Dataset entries
--- BEGIN ---

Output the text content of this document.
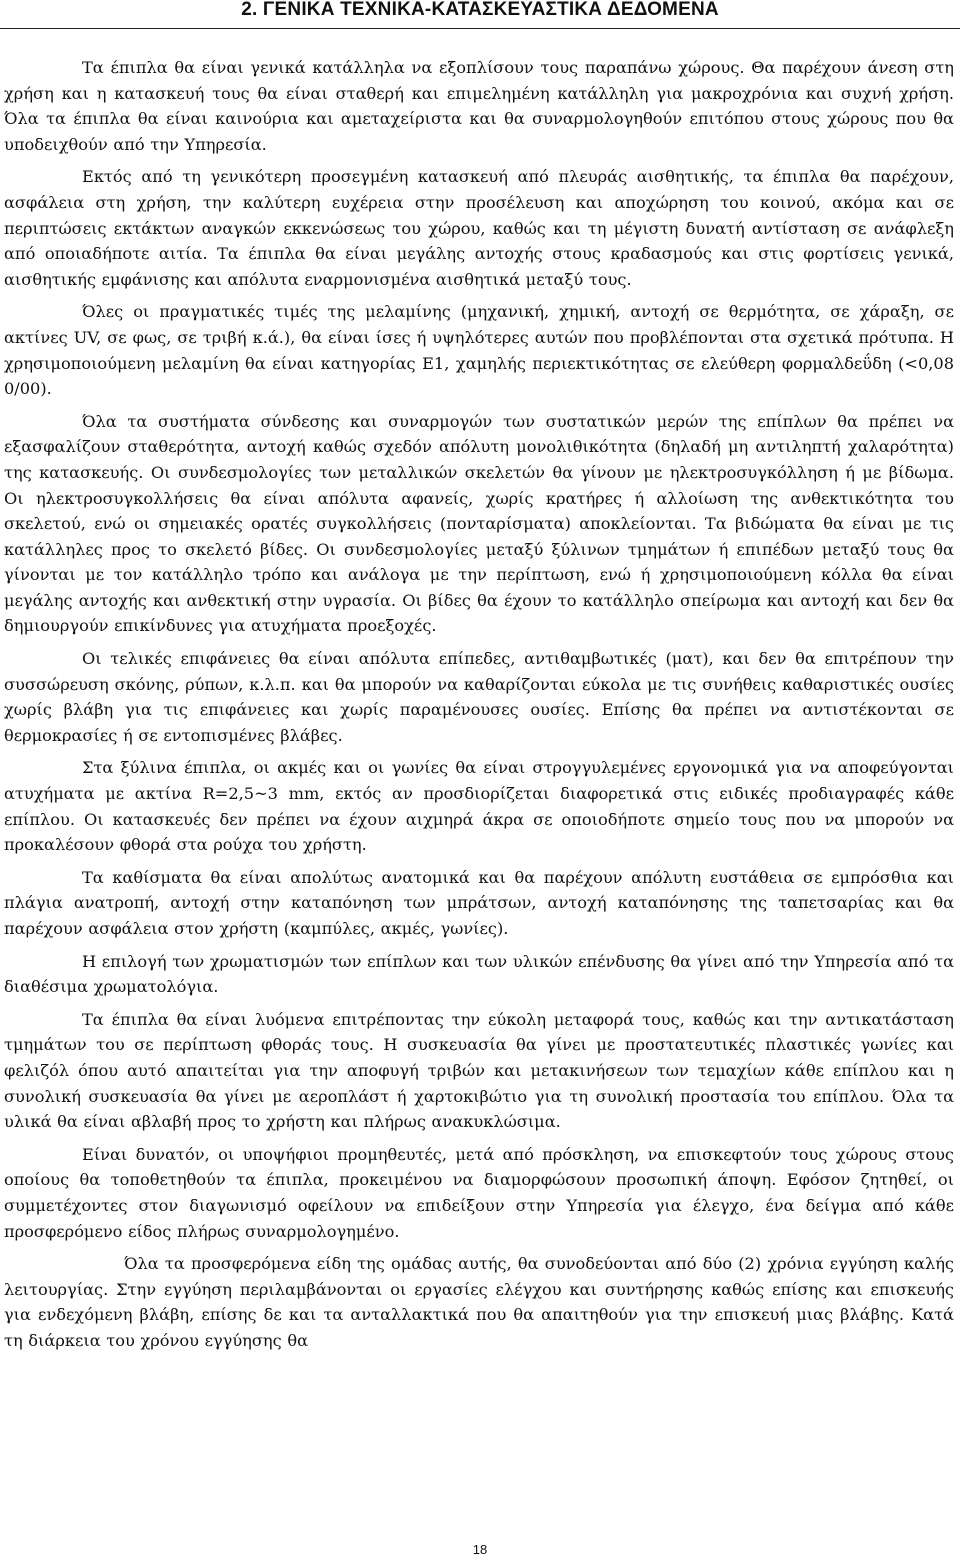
2. ΓΕΝΙΚΑ ΤΕΧΝΙΚΑ-ΚΑΤΑΣΚΕΥΑΣΤΙΚΑ ΔΕΔΟΜΕΝΑ

Τα έπιπλα θα είναι γενικά κατάλληλα να εξοπλίσουν τους παραπάνω χώρους. Θα παρέχουν άνεση στη χρήση και η κατασκευή τους θα είναι σταθερή και επιμελημένη κατάλληλη για μακροχρόνια και συχνή χρήση. Όλα τα έπιπλα θα είναι καινούρια και αμεταχείριστα και θα συναρμολογηθούν επιτόπου στους χώρους που θα υποδειχθούν από την Υπηρεσία.

Εκτός από τη γενικότερη προσεγμένη κατασκευή από πλευράς αισθητικής, τα έπιπλα θα παρέχουν, ασφάλεια στη χρήση, την καλύτερη ευχέρεια στην προσέλευση και αποχώρηση του κοινού, ακόμα και σε περιπτώσεις εκτάκτων αναγκών εκκενώσεως του χώρου, καθώς και τη μέγιστη δυνατή αντίσταση σε ανάφλεξη από οποιαδήποτε αιτία. Τα έπιπλα θα είναι μεγάλης αντοχής στους κραδασμούς και στις φορτίσεις γενικά, αισθητικής εμφάνισης και απόλυτα εναρμονισμένα αισθητικά μεταξύ τους.

Όλες οι πραγματικές τιμές της μελαμίνης (μηχανική, χημική, αντοχή σε θερμότητα, σε χάραξη, σε ακτίνες UV, σε φως, σε τριβή κ.ά.), θα είναι ίσες ή υψηλότερες αυτών που προβλέπονται στα σχετικά πρότυπα. Η χρησιμοποιούμενη μελαμίνη θα είναι κατηγορίας Ε1, χαμηλής περιεκτικότητας σε ελεύθερη φορμαλδεΰδη (<0,08 0/00).

Όλα τα συστήματα σύνδεσης και συναρμογών των συστατικών μερών της επίπλων θα πρέπει να εξασφαλίζουν σταθερότητα, αντοχή καθώς σχεδόν απόλυτη μονολιθικότητα (δηλαδή μη αντιληπτή χαλαρότητα) της κατασκευής. Οι συνδεσμολογίες των μεταλλικών σκελετών θα γίνουν με ηλεκτροσυγκόλληση ή με βίδωμα. Οι ηλεκτροσυγκολλήσεις θα είναι απόλυτα αφανείς, χωρίς κρατήρες ή αλλοίωση της ανθεκτικότητα του σκελετού, ενώ οι σημειακές ορατές συγκολλήσεις (πονταρίσματα) αποκλείονται. Τα βιδώματα θα είναι με τις κατάλληλες προς το σκελετό βίδες. Οι συνδεσμολογίες μεταξύ ξύλινων τμημάτων ή επιπέδων μεταξύ τους θα γίνονται με τον κατάλληλο τρόπο και ανάλογα με την περίπτωση, ενώ ή χρησιμοποιούμενη κόλλα θα είναι μεγάλης αντοχής και ανθεκτική στην υγρασία. Οι βίδες θα έχουν το κατάλληλο σπείρωμα και αντοχή και δεν θα δημιουργούν επικίνδυνες για ατυχήματα προεξοχές.

Οι τελικές επιφάνειες θα είναι απόλυτα επίπεδες, αντιθαμβωτικές (ματ), και δεν θα επιτρέπουν την συσσώρευση σκόνης, ρύπων, κ.λ.π. και θα μπορούν να καθαρίζονται εύκολα με τις συνήθεις καθαριστικές ουσίες χωρίς βλάβη για τις επιφάνειες και χωρίς παραμένουσες ουσίες. Επίσης θα πρέπει να αντιστέκονται σε θερμοκρασίες ή σε εντοπισμένες βλάβες.

Στα ξύλινα έπιπλα, οι ακμές και οι γωνίες θα είναι στρογγυλεμένες εργονομικά για να αποφεύγονται ατυχήματα με ακτίνα R=2,5~3 mm, εκτός αν προσδιορίζεται διαφορετικά στις ειδικές προδιαγραφές κάθε επίπλου. Οι κατασκευές δεν πρέπει να έχουν αιχμηρά άκρα σε οποιοδήποτε σημείο τους που να μπορούν να προκαλέσουν φθορά στα ρούχα του χρήστη.

Τα καθίσματα θα είναι απολύτως ανατομικά και θα παρέχουν απόλυτη ευστάθεια σε εμπρόσθια και πλάγια ανατροπή, αντοχή στην καταπόνηση των μπράτσων, αντοχή καταπόνησης της ταπετσαρίας και θα παρέχουν ασφάλεια στον χρήστη (καμπύλες, ακμές, γωνίες).

Η επιλογή των χρωματισμών των επίπλων και των υλικών επένδυσης θα γίνει από την Υπηρεσία από τα διαθέσιμα χρωματολόγια.

Τα έπιπλα θα είναι λυόμενα επιτρέποντας την εύκολη μεταφορά τους, καθώς και την αντικατάσταση τμημάτων του σε περίπτωση φθοράς τους. Η συσκευασία θα γίνει με προστατευτικές πλαστικές γωνίες και φελιζόλ όπου αυτό απαιτείται για την αποφυγή τριβών και μετακινήσεων των τεμαχίων κάθε επίπλου και η συνολική συσκευασία θα γίνει με αεροπλάστ ή χαρτοκιβώτιο για τη συνολική προστασία του επίπλου. Όλα τα υλικά θα είναι αβλαβή προς το χρήστη και πλήρως ανακυκλώσιμα.

Είναι δυνατόν, οι υποψήφιοι προμηθευτές, μετά από πρόσκληση, να επισκεφτούν τους χώρους στους οποίους θα τοποθετηθούν τα έπιπλα, προκειμένου να διαμορφώσουν προσωπική άποψη. Εφόσον ζητηθεί, οι συμμετέχοντες στον διαγωνισμό οφείλουν να επιδείξουν στην Υπηρεσία για έλεγχο, ένα δείγμα από κάθε προσφερόμενο είδος πλήρως συναρμολογημένο.

Όλα τα προσφερόμενα είδη της ομάδας αυτής, θα συνοδεύονται από δύο (2) χρόνια εγγύηση καλής λειτουργίας. Στην εγγύηση περιλαμβάνονται οι εργασίες ελέγχου και συντήρησης καθώς επίσης και επισκευής για ενδεχόμενη βλάβη, επίσης δε και τα ανταλλακτικά που θα απαιτηθούν για την επισκευή μιας βλάβης. Κατά τη διάρκεια του χρόνου εγγύησης θα

18
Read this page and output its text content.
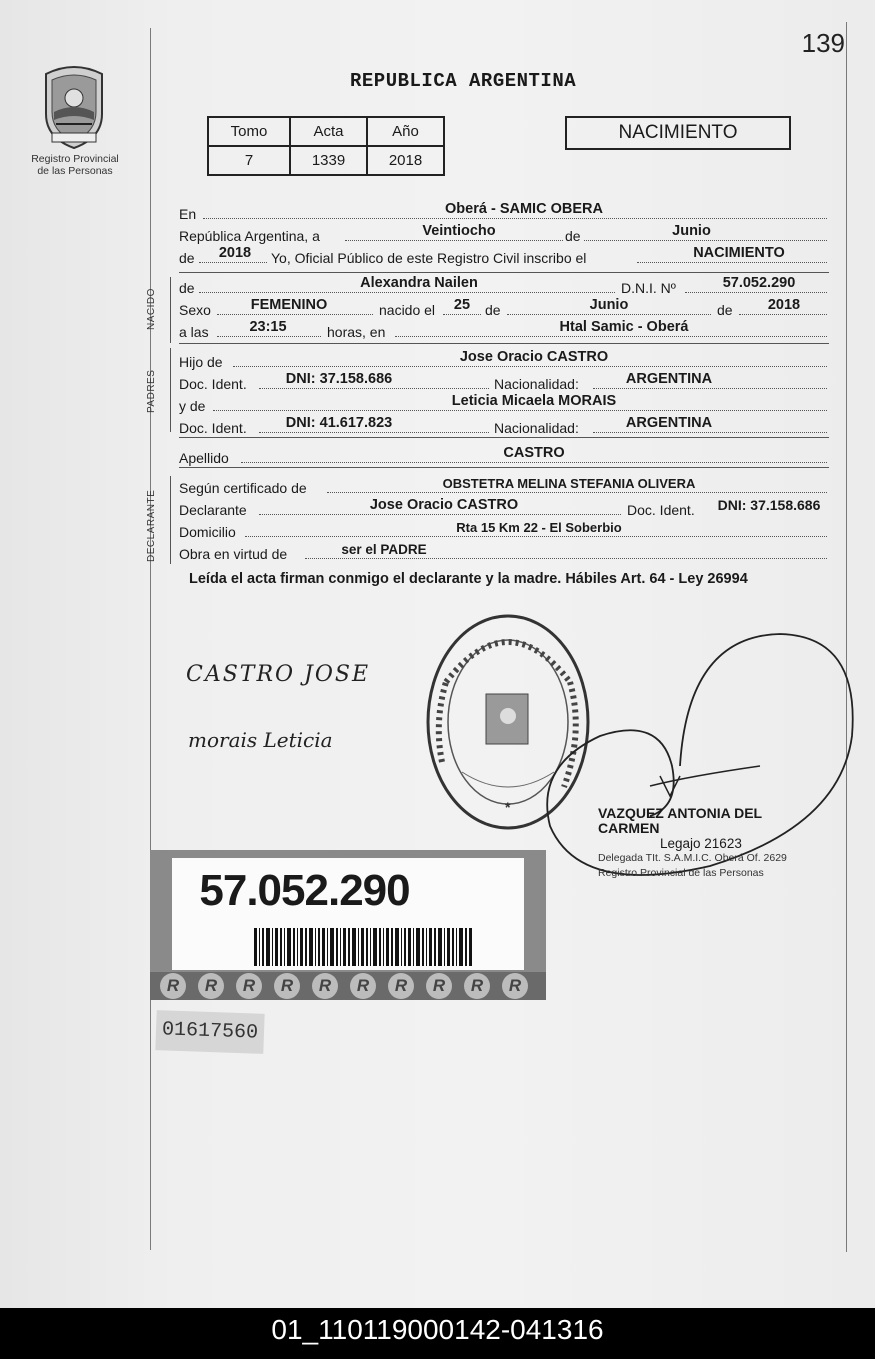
139
Registro Provincial
de las Personas
REPUBLICA ARGENTINA
Tomo	Acta	Año
7	1339	2018
NACIMIENTO
En	Oberá - SAMIC OBERA
República Argentina, a	Veintiocho	de	Junio
de	2018	Yo, Oficial Público de este Registro Civil inscribo el	NACIMIENTO
NACIDO
de	Alexandra Nailen	D.N.I. Nº	57.052.290
Sexo	FEMENINO	nacido el	25	de	Junio	de	2018
a las	23:15	horas, en	Htal Samic - Oberá
PADRES
Hijo de	Jose Oracio CASTRO
Doc. Ident.	DNI: 37.158.686	Nacionalidad:	ARGENTINA
y de	Leticia Micaela MORAIS
Doc. Ident.	DNI: 41.617.823	Nacionalidad:	ARGENTINA
Apellido	CASTRO
DECLARANTE
Según certificado de	OBSTETRA MELINA STEFANIA OLIVERA
Declarante	Jose Oracio CASTRO	Doc. Ident.	DNI: 37.158.686
Domicilio	Rta 15 Km 22 - El Soberbio
Obra en virtud de	ser el PADRE
Leída el acta firman conmigo el declarante y la madre. Hábiles Art. 64 - Ley 26994
CASTRO JOSE
morais Leticia
*	VAZQUEZ ANTONIA DEL CARMEN
Legajo 21623
Delegada TIt. S.A.M.I.C. Oberá Of. 2629
Registro Provincial de las Personas
57.052.290
R	R	R	R	R	R	R	R	R	R
01617560
01_110119000142-041316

--- END ---

REQUIREMENT -
Return all the entries word for word, but omit any pictures they contain.

ANSWER -
Output the text content of this document.
2. ΓΕΝΙΚΑ ΤΕΧΝΙΚΑ-ΚΑΤΑΣΚΕΥΑΣΤΙΚΑ ΔΕΔΟΜΕΝΑ

Τα έπιπλα θα είναι γενικά κατάλληλα να εξοπλίσουν τους παραπάνω χώρους. Θα παρέχουν άνεση στη χρήση και η κατασκευή τους θα είναι σταθερή και επιμελημένη κατάλληλη για μακροχρόνια και συχνή χρήση. Όλα τα έπιπλα θα είναι καινούρια και αμεταχείριστα και θα συναρμολογηθούν επιτόπου στους χώρους που θα υποδειχθούν από την Υπηρεσία.

Εκτός από τη γενικότερη προσεγμένη κατασκευή από πλευράς αισθητικής, τα έπιπλα θα παρέχουν, ασφάλεια στη χρήση, την καλύτερη ευχέρεια στην προσέλευση και αποχώρηση του κοινού, ακόμα και σε περιπτώσεις εκτάκτων αναγκών εκκενώσεως του χώρου, καθώς και τη μέγιστη δυνατή αντίσταση σε ανάφλεξη από οποιαδήποτε αιτία. Τα έπιπλα θα είναι μεγάλης αντοχής στους κραδασμούς και στις φορτίσεις γενικά, αισθητικής εμφάνισης και απόλυτα εναρμονισμένα αισθητικά μεταξύ τους.

Όλες οι πραγματικές τιμές της μελαμίνης (μηχανική, χημική, αντοχή σε θερμότητα, σε χάραξη, σε ακτίνες UV, σε φως, σε τριβή κ.ά.), θα είναι ίσες ή υψηλότερες αυτών που προβλέπονται στα σχετικά πρότυπα. Η χρησιμοποιούμενη μελαμίνη θα είναι κατηγορίας Ε1, χαμηλής περιεκτικότητας σε ελεύθερη φορμαλδεΰδη (<0,08 0/00).

Όλα τα συστήματα σύνδεσης και συναρμογών των συστατικών μερών της επίπλων θα πρέπει να εξασφαλίζουν σταθερότητα, αντοχή καθώς σχεδόν απόλυτη μονολιθικότητα (δηλαδή μη αντιληπτή χαλαρότητα) της κατασκευής. Οι συνδεσμολογίες των μεταλλικών σκελετών θα γίνουν με ηλεκτροσυγκόλληση ή με βίδωμα. Οι ηλεκτροσυγκολλήσεις θα είναι απόλυτα αφανείς, χωρίς κρατήρες ή αλλοίωση της ανθεκτικότητα του σκελετού, ενώ οι σημειακές ορατές συγκολλήσεις (πονταρίσματα) αποκλείονται. Τα βιδώματα θα είναι με τις κατάλληλες προς το σκελετό βίδες. Οι συνδεσμολογίες μεταξύ ξύλινων τμημάτων ή επιπέδων μεταξύ τους θα γίνονται με τον κατάλληλο τρόπο και ανάλογα με την περίπτωση, ενώ ή χρησιμοποιούμενη κόλλα θα είναι μεγάλης αντοχής και ανθεκτική στην υγρασία. Οι βίδες θα έχουν το κατάλληλο σπείρωμα και αντοχή και δεν θα δημιουργούν επικίνδυνες για ατυχήματα προεξοχές.

Οι τελικές επιφάνειες θα είναι απόλυτα επίπεδες, αντιθαμβωτικές (ματ), και δεν θα επιτρέπουν την συσσώρευση σκόνης, ρύπων, κ.λ.π. και θα μπορούν να καθαρίζονται εύκολα με τις συνήθεις καθαριστικές ουσίες χωρίς βλάβη για τις επιφάνειες και χωρίς παραμένουσες ουσίες. Επίσης θα πρέπει να αντιστέκονται σε θερμοκρασίες ή σε εντοπισμένες βλάβες.

Στα ξύλινα έπιπλα, οι ακμές και οι γωνίες θα είναι στρογγυλεμένες εργονομικά για να αποφεύγονται ατυχήματα με ακτίνα R=2,5~3 mm, εκτός αν προσδιορίζεται διαφορετικά στις ειδικές προδιαγραφές κάθε επίπλου. Οι κατασκευές δεν πρέπει να έχουν αιχμηρά άκρα σε οποιοδήποτε σημείο τους που να μπορούν να προκαλέσουν φθορά στα ρούχα του χρήστη.

Τα καθίσματα θα είναι απολύτως ανατομικά και θα παρέχουν απόλυτη ευστάθεια σε εμπρόσθια και πλάγια ανατροπή, αντοχή στην καταπόνηση των μπράτσων, αντοχή καταπόνησης της ταπετσαρίας και θα παρέχουν ασφάλεια στον χρήστη (καμπύλες, ακμές, γωνίες).

Η επιλογή των χρωματισμών των επίπλων και των υλικών επένδυσης θα γίνει από την Υπηρεσία από τα διαθέσιμα χρωματολόγια.

Τα έπιπλα θα είναι λυόμενα επιτρέποντας την εύκολη μεταφορά τους, καθώς και την αντικατάσταση τμημάτων του σε περίπτωση φθοράς τους. Η συσκευασία θα γίνει με προστατευτικές πλαστικές γωνίες και φελιζόλ όπου αυτό απαιτείται για την αποφυγή τριβών και μετακινήσεων των τεμαχίων κάθε επίπλου και η συνολική συσκευασία θα γίνει με αεροπλάστ ή χαρτοκιβώτιο για τη συνολική προστασία του επίπλου. Όλα τα υλικά θα είναι αβλαβή προς το χρήστη και πλήρως ανακυκλώσιμα.

Είναι δυνατόν, οι υποψήφιοι προμηθευτές, μετά από πρόσκληση, να επισκεφτούν τους χώρους στους οποίους θα τοποθετηθούν τα έπιπλα, προκειμένου να διαμορφώσουν προσωπική άποψη. Εφόσον ζητηθεί, οι συμμετέχοντες στον διαγωνισμό οφείλουν να επιδείξουν στην Υπηρεσία για έλεγχο, ένα δείγμα από κάθε προσφερόμενο είδος πλήρως συναρμολογημένο.

Όλα τα προσφερόμενα είδη της ομάδας αυτής, θα συνοδεύονται από δύο (2) χρόνια εγγύηση καλής λειτουργίας. Στην εγγύηση περιλαμβάνονται οι εργασίες ελέγχου και συντήρησης καθώς επίσης και επισκευής για ενδεχόμενη βλάβη, επίσης δε και τα ανταλλακτικά που θα απαιτηθούν για την επισκευή μιας βλάβης. Κατά τη διάρκεια του χρόνου εγγύησης θα

18
Read this page and output its text content.
139
Registro Provincial
de las Personas
REPUBLICA ARGENTINA
Tomo	Acta	Año
7	1339	2018
NACIMIENTO
En	Oberá - SAMIC OBERA
República Argentina, a	Veintiocho	de	Junio
de	2018	Yo, Oficial Público de este Registro Civil inscribo el	NACIMIENTO
NACIDO
de	Alexandra Nailen	D.N.I. Nº	57.052.290
Sexo	FEMENINO	nacido el	25	de	Junio	de	2018
a las	23:15	horas, en	Htal Samic - Oberá
PADRES
Hijo de	Jose Oracio CASTRO
Doc. Ident.	DNI: 37.158.686	Nacionalidad:	ARGENTINA
y de	Leticia Micaela MORAIS
Doc. Ident.	DNI: 41.617.823	Nacionalidad:	ARGENTINA
Apellido	CASTRO
DECLARANTE
Según certificado de	OBSTETRA MELINA STEFANIA OLIVERA
Declarante	Jose Oracio CASTRO	Doc. Ident.	DNI: 37.158.686
Domicilio	Rta 15 Km 22 - El Soberbio
Obra en virtud de	ser el PADRE
Leída el acta firman conmigo el declarante y la madre. Hábiles Art. 64 - Ley 26994
CASTRO JOSE
morais Leticia
*	VAZQUEZ ANTONIA DEL CARMEN
Legajo 21623
Delegada TIt. S.A.M.I.C. Oberá Of. 2629
Registro Provincial de las Personas
57.052.290
R	R	R	R	R	R	R	R	R	R
01617560
01_110119000142-041316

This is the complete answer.